§ Exercise aim
In the entries below, find the lines with the word "performance" and copy them.

§ Dataset excerpts
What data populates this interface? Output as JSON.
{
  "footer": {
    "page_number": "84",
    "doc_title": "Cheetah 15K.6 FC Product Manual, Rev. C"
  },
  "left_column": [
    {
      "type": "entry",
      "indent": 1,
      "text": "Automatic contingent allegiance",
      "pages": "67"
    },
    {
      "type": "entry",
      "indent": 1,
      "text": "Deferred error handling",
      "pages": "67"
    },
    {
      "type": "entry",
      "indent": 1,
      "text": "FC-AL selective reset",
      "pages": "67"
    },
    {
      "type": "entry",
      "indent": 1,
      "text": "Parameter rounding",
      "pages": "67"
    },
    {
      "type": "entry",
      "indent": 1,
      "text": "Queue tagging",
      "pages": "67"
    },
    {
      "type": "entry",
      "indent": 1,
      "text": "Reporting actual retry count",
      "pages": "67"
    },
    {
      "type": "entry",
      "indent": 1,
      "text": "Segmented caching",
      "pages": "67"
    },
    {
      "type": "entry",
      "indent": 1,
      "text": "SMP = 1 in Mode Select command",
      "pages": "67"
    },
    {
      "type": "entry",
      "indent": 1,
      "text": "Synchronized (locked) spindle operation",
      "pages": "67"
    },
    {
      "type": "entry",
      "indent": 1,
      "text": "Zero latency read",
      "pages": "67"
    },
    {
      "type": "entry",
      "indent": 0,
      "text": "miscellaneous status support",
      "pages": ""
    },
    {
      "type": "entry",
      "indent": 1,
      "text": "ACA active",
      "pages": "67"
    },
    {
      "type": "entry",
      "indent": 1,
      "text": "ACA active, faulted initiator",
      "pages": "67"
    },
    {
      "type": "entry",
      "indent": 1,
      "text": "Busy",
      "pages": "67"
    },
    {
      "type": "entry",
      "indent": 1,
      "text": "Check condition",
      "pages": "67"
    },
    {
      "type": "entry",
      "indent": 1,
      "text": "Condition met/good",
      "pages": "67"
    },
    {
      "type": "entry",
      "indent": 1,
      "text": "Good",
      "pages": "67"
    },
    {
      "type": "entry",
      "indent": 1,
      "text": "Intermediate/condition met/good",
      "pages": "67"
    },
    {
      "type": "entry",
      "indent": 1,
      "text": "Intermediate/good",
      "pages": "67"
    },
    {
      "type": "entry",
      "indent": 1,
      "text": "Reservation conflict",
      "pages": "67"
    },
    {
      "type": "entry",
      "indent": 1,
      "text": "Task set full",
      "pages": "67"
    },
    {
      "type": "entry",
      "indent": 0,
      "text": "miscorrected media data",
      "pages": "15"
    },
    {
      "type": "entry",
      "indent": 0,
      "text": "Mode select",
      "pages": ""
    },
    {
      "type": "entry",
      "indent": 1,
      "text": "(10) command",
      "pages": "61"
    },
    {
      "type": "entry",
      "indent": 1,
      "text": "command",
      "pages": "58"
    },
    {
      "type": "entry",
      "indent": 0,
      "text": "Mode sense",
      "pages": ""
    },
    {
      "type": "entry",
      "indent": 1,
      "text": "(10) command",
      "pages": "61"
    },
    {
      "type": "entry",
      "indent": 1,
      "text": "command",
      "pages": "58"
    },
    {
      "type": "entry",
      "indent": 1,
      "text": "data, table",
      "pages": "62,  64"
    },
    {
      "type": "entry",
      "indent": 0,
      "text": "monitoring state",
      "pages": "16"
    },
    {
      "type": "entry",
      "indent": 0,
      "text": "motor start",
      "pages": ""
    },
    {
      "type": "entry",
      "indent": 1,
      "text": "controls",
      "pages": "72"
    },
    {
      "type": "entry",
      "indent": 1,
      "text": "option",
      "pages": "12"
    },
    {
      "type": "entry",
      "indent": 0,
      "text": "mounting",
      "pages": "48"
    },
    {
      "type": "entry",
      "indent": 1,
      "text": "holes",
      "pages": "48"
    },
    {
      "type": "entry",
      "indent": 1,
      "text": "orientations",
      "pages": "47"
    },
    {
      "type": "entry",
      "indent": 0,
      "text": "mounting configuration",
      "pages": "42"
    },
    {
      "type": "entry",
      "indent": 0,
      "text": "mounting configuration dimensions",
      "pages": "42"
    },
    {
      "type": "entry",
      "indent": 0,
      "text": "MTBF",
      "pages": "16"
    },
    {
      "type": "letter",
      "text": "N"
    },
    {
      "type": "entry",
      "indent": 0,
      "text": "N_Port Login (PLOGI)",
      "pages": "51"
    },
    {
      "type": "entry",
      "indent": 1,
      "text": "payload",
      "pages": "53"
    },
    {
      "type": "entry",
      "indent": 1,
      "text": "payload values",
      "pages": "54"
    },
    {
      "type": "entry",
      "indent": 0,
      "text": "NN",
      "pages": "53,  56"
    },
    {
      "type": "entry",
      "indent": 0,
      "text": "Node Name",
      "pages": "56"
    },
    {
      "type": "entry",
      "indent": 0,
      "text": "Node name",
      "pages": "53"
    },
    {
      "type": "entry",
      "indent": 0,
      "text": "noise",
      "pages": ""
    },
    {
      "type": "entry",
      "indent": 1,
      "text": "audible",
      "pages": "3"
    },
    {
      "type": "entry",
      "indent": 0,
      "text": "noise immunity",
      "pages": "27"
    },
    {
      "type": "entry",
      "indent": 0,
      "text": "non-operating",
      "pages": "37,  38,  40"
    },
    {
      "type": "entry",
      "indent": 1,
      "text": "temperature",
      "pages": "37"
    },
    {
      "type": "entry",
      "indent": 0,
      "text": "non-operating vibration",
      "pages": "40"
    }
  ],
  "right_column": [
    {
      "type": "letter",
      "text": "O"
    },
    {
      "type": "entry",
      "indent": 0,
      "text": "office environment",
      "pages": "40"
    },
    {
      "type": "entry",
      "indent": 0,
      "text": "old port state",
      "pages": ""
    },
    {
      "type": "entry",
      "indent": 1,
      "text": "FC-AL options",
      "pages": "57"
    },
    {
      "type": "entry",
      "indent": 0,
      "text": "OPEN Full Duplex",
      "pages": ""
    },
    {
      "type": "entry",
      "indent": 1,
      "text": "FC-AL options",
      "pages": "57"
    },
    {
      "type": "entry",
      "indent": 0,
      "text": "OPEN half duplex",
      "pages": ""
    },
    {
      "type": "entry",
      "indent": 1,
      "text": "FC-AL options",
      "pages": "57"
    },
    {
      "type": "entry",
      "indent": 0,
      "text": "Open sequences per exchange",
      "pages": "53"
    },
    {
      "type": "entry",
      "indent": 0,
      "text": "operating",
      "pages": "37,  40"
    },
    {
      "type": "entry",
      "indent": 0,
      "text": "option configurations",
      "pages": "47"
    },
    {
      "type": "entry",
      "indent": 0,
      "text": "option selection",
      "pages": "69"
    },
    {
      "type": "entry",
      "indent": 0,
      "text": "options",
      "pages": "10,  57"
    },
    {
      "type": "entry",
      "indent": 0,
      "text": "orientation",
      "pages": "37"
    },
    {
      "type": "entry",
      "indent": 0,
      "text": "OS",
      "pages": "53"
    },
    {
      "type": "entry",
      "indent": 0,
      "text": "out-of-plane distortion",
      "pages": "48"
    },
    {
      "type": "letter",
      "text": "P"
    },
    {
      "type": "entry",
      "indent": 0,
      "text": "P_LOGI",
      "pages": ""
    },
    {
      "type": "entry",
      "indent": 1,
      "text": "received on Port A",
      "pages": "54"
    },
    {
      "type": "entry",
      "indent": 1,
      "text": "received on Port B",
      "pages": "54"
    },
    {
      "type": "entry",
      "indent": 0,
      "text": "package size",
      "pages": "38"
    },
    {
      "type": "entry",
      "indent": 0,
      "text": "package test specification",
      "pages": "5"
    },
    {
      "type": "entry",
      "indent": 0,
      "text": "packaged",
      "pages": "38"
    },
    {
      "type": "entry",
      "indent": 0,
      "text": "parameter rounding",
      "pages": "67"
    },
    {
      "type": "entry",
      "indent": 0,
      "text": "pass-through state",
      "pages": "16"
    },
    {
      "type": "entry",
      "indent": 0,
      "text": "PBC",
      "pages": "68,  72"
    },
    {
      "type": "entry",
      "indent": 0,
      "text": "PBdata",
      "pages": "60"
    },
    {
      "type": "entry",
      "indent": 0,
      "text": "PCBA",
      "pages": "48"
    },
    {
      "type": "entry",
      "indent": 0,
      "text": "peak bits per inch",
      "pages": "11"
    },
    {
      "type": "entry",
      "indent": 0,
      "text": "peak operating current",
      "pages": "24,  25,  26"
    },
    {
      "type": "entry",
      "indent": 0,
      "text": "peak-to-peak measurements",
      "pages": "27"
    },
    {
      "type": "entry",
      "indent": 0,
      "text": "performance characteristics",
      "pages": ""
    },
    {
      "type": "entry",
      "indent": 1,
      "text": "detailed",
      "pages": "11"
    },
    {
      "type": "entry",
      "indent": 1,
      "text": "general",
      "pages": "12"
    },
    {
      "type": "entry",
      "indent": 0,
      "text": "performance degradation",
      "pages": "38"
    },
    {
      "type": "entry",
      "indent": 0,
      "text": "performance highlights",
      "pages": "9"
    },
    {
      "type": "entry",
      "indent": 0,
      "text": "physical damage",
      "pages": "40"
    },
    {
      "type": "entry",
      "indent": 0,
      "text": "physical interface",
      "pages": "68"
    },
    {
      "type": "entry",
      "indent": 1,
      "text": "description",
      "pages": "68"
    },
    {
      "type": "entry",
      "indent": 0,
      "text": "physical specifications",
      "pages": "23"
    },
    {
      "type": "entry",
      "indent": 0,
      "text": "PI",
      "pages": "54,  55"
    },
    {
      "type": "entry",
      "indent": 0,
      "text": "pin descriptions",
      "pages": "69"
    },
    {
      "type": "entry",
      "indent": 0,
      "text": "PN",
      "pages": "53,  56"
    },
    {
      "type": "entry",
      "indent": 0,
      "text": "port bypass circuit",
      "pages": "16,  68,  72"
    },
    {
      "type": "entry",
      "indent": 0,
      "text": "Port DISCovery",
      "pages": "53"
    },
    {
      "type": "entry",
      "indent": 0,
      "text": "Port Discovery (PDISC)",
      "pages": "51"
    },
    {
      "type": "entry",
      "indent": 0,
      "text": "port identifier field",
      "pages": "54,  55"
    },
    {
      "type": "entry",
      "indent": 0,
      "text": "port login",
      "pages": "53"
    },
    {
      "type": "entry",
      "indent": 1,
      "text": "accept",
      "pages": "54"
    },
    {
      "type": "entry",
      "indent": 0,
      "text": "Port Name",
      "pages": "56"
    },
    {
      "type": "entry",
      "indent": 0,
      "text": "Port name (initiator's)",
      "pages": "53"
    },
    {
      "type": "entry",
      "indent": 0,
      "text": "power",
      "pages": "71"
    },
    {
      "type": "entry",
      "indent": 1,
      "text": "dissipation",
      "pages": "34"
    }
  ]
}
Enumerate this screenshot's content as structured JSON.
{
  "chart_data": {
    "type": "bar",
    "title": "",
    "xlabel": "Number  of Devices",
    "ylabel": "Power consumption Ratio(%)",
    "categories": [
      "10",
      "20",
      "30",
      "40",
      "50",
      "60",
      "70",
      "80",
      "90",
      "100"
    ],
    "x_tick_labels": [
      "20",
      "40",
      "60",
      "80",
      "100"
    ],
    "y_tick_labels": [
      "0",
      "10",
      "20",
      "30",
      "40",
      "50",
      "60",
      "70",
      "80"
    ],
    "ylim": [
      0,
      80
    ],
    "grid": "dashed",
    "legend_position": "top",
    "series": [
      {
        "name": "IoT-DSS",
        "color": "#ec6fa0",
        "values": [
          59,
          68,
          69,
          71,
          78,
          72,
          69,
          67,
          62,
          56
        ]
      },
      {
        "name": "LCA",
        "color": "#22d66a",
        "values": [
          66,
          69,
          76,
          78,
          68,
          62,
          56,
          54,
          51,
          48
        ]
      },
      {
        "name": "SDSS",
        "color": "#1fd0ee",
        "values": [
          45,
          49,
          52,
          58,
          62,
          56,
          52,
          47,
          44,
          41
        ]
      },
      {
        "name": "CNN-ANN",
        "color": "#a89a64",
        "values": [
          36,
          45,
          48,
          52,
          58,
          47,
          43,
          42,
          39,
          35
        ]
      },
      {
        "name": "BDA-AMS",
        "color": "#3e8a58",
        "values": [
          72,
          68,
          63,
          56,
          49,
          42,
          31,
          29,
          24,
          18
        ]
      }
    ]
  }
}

§ The answer
      "text": "performance characteristics",
      "text": "performance degradation",
      "text": "performance highlights",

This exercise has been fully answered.